**** READING PASSAGE ****
Building » Portsmouth – St Swithun

Portsmouth – St Swithun

Waverley Road, Southsea, Portsmouth, Hampshire

A.J.C. Scoles’ first church in the Diocese of Portsmouth, in his favoured late-thirteenth century style. Although it is altered, the furnishings of the sanctuary and adjoining chapels are impressive. The presbytery and school are also of interest.

The Southsea mission was established in July 1884 as the first chapel-of-ease to the Cathedral. In December of that year a site in Saxe-Weimar Road (now Waverley Road) was acquired for £1,125. Early diocesan directories suggest that a temporary church, known locally as the Tin Church, had been opened by 1886. A parish school was opened on 4 January 1892. By 1899, £2,000 had been saved towards a new church. The foundation stone for this was laid on 21 August by Bishop John Cahill, four days before his appointment as second Bishop of Portsmouth. The church was built by Goddard & Sons (Fareham) and opened on 24 September 1901. The presbytery was built shortly afterwards. The eventual cost was over £6,000, a considerable portion of which came from the will of Elizabeth Carrew, a parishioner. The architect was A.J.C. Scoles, this being his first church in the diocese. The temporary iron building was relocated to the rear of the new church, where it survived until 1983.

St Swithun’s became an independent parish in 1964. In 1972 the sanctuary was reordered and the new altar consecrated by Bishop Worlock.
**** DATA BLOCK ****
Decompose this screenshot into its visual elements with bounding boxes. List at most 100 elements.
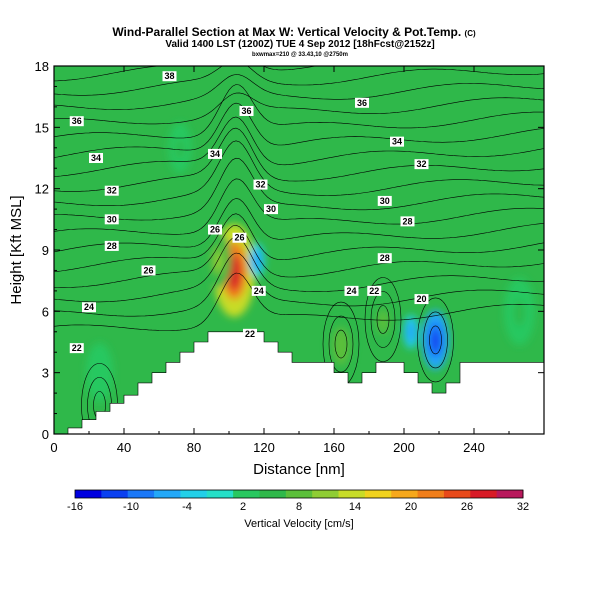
****
STATED TASK A:
Answer from the text about St Swithun's church:
(i) In what month and year was the Southsea mission established?
(ii) Which firm built the church?
(iii) Who consecrated the new altar in 1972?
STATED TASK B: Pull out, word for word, the part of the text about St Swithun's church that opens with the words containing "A.J.C. Scoles’ first" and closes with "also of interest.".
The data is separate from the text about St Swithun's church.

WRITTEN ANSWER A:
(i) July 1884
(ii) Goddard & Sons (Fareham)
(iii) Bishop Worlock

WRITTEN ANSWER B:
A.J.C. Scoles’ first church in the Diocese of Portsmouth, in his favoured late-thirteenth century style. Although it is altered, the furnishings of the sanctuary and adjoining chapels are impressive. The presbytery and school are also of interest.